▸ **What the exercise asks**
Lift every line from the entries that includes the word "NORAINI".

▸ **Data provided**
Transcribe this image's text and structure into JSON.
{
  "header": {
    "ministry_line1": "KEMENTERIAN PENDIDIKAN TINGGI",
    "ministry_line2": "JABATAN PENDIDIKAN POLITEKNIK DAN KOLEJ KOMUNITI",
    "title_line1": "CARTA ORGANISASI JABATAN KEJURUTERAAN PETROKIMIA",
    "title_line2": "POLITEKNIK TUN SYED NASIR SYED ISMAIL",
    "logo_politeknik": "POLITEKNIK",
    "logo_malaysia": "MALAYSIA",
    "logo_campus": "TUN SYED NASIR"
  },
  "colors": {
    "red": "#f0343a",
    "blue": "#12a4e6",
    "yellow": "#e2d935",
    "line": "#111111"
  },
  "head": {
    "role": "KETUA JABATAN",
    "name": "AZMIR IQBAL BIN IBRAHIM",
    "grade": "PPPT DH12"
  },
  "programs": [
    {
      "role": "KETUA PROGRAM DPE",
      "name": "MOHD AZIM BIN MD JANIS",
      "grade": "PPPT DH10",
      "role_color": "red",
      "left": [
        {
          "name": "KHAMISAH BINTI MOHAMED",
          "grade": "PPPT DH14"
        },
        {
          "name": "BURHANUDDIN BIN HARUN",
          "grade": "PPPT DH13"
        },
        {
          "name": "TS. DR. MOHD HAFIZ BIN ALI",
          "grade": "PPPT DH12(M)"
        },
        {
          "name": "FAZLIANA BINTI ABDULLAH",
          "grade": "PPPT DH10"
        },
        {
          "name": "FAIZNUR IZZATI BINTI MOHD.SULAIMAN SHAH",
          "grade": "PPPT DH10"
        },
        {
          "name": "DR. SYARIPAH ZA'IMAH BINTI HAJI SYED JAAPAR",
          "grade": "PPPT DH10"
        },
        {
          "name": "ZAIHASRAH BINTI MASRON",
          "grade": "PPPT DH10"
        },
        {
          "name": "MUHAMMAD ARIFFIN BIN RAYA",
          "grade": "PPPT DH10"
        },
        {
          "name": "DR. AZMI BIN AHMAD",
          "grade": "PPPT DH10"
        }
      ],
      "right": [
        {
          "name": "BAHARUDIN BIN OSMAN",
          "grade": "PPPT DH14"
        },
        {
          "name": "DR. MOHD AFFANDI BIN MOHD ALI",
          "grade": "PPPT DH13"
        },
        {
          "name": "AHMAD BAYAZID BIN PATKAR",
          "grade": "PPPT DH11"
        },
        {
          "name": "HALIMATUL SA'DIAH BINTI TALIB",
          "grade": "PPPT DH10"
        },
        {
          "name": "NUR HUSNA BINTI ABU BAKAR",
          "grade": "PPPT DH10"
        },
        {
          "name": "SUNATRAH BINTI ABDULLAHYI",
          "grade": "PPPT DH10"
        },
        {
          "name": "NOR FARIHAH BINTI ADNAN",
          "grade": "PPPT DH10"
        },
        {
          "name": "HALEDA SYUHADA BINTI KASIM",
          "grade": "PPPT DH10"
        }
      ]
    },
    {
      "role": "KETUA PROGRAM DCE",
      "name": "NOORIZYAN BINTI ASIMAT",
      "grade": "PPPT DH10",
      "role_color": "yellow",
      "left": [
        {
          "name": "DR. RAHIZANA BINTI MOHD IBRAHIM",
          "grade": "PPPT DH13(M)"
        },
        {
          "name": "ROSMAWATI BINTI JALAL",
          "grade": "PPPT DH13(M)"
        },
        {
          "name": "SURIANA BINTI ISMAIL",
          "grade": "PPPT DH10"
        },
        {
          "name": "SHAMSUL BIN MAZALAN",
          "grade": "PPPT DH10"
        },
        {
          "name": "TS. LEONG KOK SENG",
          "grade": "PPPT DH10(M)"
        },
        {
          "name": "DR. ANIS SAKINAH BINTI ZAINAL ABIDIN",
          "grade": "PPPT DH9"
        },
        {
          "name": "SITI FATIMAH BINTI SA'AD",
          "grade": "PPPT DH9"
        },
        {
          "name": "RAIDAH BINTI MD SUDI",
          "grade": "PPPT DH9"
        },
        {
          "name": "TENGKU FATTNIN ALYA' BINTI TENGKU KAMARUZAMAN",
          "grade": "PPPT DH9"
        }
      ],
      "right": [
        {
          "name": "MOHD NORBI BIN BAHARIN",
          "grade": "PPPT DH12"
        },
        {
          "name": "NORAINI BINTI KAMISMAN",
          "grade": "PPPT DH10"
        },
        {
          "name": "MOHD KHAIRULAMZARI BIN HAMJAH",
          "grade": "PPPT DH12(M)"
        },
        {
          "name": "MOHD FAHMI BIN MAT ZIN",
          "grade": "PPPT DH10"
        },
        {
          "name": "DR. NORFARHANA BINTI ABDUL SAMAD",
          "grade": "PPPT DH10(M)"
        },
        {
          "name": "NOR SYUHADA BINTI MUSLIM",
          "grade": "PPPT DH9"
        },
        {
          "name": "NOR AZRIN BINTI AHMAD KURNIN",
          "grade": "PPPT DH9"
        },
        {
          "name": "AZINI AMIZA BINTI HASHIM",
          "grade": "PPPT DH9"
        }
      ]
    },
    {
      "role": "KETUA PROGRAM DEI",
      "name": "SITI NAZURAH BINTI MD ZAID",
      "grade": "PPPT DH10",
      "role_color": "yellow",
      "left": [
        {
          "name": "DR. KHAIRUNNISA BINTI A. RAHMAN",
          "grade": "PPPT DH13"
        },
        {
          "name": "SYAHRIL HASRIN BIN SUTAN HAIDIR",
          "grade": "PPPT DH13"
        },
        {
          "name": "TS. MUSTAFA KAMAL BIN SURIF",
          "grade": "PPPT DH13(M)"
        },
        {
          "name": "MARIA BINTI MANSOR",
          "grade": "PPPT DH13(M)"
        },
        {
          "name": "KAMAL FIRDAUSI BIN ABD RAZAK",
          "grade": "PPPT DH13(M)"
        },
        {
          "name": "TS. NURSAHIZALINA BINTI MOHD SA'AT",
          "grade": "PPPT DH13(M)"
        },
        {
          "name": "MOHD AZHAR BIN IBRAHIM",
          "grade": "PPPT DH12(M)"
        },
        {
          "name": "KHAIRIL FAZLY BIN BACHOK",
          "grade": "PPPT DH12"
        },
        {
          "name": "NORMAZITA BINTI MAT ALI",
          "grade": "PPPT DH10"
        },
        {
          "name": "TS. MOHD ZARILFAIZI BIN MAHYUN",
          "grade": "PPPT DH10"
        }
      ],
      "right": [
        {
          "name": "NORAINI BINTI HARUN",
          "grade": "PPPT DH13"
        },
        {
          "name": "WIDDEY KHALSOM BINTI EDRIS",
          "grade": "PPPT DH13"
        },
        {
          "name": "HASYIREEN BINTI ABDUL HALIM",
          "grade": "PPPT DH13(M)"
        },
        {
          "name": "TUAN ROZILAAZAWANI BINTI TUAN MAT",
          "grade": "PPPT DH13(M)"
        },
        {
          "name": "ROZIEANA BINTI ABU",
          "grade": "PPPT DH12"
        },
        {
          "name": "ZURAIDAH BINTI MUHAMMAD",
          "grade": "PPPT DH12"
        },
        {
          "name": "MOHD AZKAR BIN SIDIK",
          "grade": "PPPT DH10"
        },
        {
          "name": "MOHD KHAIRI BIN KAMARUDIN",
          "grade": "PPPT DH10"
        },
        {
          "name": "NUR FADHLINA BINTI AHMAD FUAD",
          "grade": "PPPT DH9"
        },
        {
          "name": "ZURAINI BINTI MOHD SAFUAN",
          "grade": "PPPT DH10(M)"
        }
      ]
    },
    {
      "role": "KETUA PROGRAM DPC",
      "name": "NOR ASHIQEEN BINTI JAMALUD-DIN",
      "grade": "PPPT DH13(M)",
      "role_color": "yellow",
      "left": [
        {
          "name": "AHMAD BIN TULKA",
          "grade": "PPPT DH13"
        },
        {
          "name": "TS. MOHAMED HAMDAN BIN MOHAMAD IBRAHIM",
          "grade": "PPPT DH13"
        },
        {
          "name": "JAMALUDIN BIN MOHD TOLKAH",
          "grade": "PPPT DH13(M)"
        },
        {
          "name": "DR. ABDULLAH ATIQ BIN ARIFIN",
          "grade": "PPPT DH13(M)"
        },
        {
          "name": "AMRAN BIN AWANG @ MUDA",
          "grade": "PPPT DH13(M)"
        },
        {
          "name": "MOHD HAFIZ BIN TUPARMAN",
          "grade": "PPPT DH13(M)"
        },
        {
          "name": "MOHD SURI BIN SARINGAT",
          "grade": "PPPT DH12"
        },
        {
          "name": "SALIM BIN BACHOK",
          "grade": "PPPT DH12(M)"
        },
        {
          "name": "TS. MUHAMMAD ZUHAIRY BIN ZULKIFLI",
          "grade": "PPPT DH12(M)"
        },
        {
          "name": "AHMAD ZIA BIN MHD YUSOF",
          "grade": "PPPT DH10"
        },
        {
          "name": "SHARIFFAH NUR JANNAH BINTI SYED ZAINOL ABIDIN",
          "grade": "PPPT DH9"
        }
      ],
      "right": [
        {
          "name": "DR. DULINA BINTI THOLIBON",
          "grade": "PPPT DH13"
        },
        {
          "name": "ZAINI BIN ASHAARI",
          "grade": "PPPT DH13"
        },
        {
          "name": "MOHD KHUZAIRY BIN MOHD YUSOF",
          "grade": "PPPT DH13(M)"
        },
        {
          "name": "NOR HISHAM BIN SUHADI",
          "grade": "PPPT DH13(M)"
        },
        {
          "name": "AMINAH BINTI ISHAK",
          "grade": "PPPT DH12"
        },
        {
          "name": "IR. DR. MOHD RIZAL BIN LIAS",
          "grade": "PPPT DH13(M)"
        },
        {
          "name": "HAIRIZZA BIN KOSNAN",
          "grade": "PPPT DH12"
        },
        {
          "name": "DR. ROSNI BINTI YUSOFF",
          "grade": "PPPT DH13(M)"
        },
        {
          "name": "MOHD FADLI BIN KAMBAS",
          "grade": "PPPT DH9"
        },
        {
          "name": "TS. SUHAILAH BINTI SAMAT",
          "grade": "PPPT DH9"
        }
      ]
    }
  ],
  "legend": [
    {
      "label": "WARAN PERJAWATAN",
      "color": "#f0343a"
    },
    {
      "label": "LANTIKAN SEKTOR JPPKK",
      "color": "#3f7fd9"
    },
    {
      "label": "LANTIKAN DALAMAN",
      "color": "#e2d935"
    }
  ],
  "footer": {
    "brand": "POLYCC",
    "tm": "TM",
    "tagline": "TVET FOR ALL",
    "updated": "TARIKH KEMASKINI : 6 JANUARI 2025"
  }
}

* * *

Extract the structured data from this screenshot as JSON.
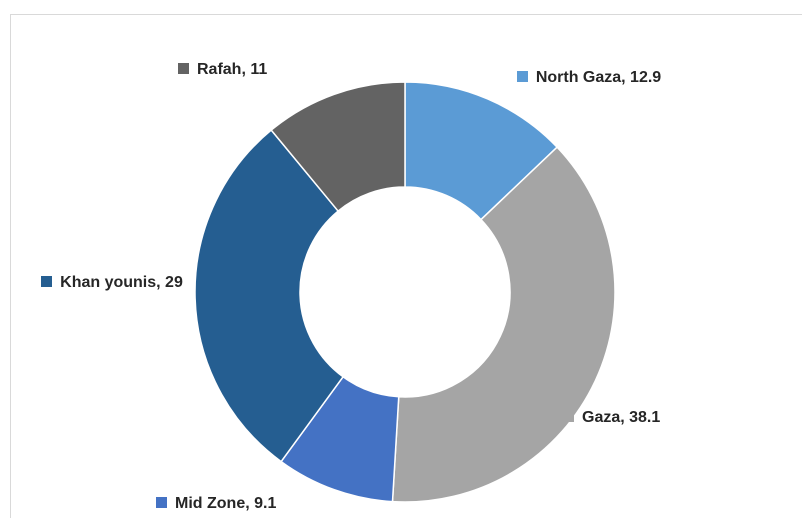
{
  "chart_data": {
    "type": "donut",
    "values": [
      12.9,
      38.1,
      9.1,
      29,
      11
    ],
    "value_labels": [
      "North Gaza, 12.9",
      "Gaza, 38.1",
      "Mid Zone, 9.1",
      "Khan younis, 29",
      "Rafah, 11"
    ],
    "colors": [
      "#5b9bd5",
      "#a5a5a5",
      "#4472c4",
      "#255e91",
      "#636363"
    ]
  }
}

▸ **Completed task**
          "name": "NORAINI BINTI KAMISMAN",
          "name": "NORAINI BINTI HARUN",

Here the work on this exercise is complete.